WHAT IS ASKED
Write out each record again exactly as it stands.

DATASET EXTRACT
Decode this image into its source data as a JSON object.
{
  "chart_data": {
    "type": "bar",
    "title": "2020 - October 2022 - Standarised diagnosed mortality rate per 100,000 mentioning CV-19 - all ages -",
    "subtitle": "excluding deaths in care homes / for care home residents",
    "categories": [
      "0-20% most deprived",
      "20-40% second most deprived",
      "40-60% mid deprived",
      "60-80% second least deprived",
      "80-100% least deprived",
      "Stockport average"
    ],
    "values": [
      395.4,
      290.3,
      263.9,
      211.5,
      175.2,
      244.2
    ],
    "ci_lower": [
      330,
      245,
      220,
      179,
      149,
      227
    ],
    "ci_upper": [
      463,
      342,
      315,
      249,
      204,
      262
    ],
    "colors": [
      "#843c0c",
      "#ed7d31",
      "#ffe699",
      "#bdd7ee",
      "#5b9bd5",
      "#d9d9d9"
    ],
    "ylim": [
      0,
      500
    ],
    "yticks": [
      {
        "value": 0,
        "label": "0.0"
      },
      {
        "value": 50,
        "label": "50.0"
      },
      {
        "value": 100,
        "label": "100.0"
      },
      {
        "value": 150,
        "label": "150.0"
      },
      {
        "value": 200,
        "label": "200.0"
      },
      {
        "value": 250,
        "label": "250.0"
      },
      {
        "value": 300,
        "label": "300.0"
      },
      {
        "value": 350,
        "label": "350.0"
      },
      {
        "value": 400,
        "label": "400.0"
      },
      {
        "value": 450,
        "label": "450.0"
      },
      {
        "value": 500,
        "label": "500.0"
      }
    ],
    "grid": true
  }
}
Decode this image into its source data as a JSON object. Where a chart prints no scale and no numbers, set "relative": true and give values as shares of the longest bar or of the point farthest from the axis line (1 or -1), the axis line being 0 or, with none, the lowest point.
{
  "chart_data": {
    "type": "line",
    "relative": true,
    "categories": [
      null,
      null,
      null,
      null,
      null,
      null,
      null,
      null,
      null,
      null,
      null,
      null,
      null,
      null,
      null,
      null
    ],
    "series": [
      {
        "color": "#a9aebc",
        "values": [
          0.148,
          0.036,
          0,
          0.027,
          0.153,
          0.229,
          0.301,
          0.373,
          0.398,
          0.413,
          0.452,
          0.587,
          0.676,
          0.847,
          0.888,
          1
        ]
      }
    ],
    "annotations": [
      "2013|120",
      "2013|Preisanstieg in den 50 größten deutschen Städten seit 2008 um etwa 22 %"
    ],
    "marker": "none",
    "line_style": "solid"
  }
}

SOLVED EXERCISE
Decode this image into its source data as a JSON object.
{
  "chart_data": {
    "type": "bar",
    "title": "2020 - October 2022 - Standarised diagnosed mortality rate per 100,000 mentioning CV-19 - all ages -",
    "subtitle": "excluding deaths in care homes / for care home residents",
    "categories": [
      "0-20% most deprived",
      "20-40% second most deprived",
      "40-60% mid deprived",
      "60-80% second least deprived",
      "80-100% least deprived",
      "Stockport average"
    ],
    "values": [
      395.4,
      290.3,
      263.9,
      211.5,
      175.2,
      244.2
    ],
    "ci_lower": [
      330,
      245,
      220,
      179,
      149,
      227
    ],
    "ci_upper": [
      463,
      342,
      315,
      249,
      204,
      262
    ],
    "colors": [
      "#843c0c",
      "#ed7d31",
      "#ffe699",
      "#bdd7ee",
      "#5b9bd5",
      "#d9d9d9"
    ],
    "ylim": [
      0,
      500
    ],
    "yticks": [
      {
        "value": 0,
        "label": "0.0"
      },
      {
        "value": 50,
        "label": "50.0"
      },
      {
        "value": 100,
        "label": "100.0"
      },
      {
        "value": 150,
        "label": "150.0"
      },
      {
        "value": 200,
        "label": "200.0"
      },
      {
        "value": 250,
        "label": "250.0"
      },
      {
        "value": 300,
        "label": "300.0"
      },
      {
        "value": 350,
        "label": "350.0"
      },
      {
        "value": 400,
        "label": "400.0"
      },
      {
        "value": 450,
        "label": "450.0"
      },
      {
        "value": 500,
        "label": "500.0"
      }
    ],
    "grid": true
  }
}
Decode this image into its source data as a JSON object. Where a chart prints no scale and no numbers, set "relative": true and give values as shares of the longest bar or of the point farthest from the axis line (1 or -1), the axis line being 0 or, with none, the lowest point.
{
  "chart_data": {
    "type": "line",
    "relative": true,
    "categories": [
      null,
      null,
      null,
      null,
      null,
      null,
      null,
      null,
      null,
      null,
      null,
      null,
      null,
      null,
      null,
      null
    ],
    "series": [
      {
        "color": "#a9aebc",
        "values": [
          0.148,
          0.036,
          0,
          0.027,
          0.153,
          0.229,
          0.301,
          0.373,
          0.398,
          0.413,
          0.452,
          0.587,
          0.676,
          0.847,
          0.888,
          1
        ]
      }
    ],
    "annotations": [
      "2013|120",
      "2013|Preisanstieg in den 50 größten deutschen Städten seit 2008 um etwa 22 %"
    ],
    "marker": "none",
    "line_style": "solid"
  }
}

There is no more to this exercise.